TO DO:
Copy out every line in which the string "Unauthorised" occurs.

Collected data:
§
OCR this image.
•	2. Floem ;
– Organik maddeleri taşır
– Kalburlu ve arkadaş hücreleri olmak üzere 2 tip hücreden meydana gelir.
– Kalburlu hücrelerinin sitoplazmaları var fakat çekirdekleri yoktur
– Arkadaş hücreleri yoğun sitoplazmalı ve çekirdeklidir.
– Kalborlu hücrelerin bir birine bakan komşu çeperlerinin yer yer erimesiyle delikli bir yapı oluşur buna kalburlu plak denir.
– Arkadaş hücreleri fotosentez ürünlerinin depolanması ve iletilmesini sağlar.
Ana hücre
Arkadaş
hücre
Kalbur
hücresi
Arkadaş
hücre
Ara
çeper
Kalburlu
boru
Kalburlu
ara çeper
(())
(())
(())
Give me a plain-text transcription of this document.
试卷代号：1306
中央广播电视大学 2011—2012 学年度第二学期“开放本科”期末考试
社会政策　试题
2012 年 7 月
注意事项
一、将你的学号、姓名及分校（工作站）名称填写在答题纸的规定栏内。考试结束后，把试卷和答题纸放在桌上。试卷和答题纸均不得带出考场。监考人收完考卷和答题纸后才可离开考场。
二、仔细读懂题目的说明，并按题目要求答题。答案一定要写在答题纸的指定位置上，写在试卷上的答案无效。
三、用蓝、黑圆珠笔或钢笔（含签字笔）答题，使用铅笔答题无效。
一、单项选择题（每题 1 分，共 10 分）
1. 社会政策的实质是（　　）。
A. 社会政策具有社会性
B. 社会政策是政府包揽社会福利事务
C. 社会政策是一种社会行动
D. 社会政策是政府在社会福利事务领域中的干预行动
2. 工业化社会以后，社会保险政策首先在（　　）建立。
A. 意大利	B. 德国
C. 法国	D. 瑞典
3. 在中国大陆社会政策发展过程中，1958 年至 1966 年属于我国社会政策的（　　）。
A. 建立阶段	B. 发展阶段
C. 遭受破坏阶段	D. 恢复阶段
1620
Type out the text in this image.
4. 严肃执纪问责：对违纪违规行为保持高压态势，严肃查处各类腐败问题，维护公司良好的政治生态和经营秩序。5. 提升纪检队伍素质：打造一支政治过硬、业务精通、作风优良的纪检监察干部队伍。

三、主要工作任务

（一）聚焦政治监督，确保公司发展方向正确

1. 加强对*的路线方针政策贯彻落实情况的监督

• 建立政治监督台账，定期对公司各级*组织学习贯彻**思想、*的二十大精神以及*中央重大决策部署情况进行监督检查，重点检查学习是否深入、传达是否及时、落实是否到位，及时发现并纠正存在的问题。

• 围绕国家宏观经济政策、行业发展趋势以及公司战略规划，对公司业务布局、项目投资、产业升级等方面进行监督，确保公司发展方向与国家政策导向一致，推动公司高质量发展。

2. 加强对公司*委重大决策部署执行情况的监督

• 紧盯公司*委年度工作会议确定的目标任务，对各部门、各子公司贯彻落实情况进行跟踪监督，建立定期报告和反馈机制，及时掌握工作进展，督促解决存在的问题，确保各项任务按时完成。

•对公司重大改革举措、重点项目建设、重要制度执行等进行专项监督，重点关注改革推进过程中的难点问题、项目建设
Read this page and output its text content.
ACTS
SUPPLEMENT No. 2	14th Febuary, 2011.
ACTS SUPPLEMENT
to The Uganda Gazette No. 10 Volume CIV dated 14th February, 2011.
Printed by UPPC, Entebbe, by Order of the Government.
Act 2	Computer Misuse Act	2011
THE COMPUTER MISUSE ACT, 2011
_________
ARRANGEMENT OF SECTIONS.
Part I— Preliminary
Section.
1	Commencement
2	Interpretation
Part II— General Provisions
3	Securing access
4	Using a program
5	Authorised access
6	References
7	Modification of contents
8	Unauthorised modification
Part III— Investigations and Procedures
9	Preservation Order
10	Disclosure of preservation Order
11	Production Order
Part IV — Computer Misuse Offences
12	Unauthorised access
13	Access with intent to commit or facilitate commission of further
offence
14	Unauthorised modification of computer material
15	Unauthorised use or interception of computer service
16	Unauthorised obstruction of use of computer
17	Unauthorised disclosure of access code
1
§
TASK SOLUTION:
8	Unauthorised modification
12	Unauthorised access
14	Unauthorised modification of computer material
15	Unauthorised use or interception of computer service
16	Unauthorised obstruction of use of computer
17	Unauthorised disclosure of access code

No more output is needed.